> Directions for this task: Using the records below, count the lines with "NZDT" in them. Give the number only.

> Extracted records:
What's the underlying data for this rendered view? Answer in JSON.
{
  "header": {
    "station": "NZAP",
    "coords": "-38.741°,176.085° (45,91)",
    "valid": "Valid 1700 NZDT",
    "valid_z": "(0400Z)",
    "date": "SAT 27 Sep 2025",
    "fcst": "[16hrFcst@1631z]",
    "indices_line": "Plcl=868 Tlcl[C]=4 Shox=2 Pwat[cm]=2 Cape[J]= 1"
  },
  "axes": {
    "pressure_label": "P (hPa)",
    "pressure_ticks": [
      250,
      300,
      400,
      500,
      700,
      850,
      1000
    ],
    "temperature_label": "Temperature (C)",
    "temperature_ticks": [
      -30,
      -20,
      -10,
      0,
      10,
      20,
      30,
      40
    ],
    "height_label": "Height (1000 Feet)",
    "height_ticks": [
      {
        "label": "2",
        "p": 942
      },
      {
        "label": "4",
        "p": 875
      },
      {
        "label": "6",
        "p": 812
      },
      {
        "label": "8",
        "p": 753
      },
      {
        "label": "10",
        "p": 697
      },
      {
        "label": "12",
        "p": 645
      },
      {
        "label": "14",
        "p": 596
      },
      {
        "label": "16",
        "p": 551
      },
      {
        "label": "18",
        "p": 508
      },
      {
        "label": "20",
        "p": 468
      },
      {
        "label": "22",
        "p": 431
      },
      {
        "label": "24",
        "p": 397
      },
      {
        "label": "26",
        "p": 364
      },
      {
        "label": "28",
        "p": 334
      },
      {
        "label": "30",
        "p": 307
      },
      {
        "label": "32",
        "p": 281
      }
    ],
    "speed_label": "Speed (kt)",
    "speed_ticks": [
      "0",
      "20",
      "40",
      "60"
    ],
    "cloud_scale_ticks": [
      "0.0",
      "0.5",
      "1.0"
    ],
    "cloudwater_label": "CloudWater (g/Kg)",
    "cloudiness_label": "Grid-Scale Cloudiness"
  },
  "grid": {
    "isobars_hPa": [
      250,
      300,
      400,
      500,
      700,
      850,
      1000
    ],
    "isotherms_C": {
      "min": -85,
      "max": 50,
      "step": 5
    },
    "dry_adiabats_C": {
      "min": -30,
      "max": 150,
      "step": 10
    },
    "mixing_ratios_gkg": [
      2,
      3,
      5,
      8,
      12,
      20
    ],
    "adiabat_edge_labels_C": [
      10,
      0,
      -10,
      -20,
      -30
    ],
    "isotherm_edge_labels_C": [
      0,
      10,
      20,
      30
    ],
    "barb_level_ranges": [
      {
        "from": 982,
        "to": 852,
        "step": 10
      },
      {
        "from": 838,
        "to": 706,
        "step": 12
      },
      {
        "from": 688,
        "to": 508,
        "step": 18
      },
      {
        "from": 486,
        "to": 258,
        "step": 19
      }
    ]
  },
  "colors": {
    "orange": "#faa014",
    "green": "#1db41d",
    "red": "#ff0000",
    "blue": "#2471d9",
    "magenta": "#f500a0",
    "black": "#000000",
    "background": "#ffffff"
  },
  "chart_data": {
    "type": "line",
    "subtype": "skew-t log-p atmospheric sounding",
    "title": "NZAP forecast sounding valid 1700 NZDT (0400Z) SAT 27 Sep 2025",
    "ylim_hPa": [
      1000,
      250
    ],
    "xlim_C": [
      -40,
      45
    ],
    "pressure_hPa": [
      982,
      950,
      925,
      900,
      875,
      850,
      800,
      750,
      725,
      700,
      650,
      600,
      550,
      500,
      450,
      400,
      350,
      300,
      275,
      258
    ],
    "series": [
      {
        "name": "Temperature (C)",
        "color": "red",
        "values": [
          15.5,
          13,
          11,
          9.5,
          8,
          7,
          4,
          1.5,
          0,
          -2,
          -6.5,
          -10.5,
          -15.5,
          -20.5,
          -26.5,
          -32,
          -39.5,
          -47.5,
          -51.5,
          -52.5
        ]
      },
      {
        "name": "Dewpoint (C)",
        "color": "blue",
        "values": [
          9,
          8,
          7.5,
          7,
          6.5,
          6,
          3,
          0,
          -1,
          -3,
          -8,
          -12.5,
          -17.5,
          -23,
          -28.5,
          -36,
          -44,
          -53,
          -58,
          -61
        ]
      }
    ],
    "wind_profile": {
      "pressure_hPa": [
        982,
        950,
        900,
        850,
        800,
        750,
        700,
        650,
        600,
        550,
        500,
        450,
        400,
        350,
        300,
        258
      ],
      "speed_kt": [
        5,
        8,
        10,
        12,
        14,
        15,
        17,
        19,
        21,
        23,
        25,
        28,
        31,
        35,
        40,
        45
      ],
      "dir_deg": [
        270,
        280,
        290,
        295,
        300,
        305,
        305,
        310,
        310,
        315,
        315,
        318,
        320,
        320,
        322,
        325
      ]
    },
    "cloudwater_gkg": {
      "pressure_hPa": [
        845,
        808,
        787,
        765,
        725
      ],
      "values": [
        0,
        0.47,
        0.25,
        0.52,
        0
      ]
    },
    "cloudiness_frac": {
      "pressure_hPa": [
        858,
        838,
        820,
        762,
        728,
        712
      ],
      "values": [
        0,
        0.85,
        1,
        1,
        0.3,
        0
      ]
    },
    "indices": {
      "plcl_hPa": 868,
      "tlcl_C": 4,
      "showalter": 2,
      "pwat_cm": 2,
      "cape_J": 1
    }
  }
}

> Answer to the task: 2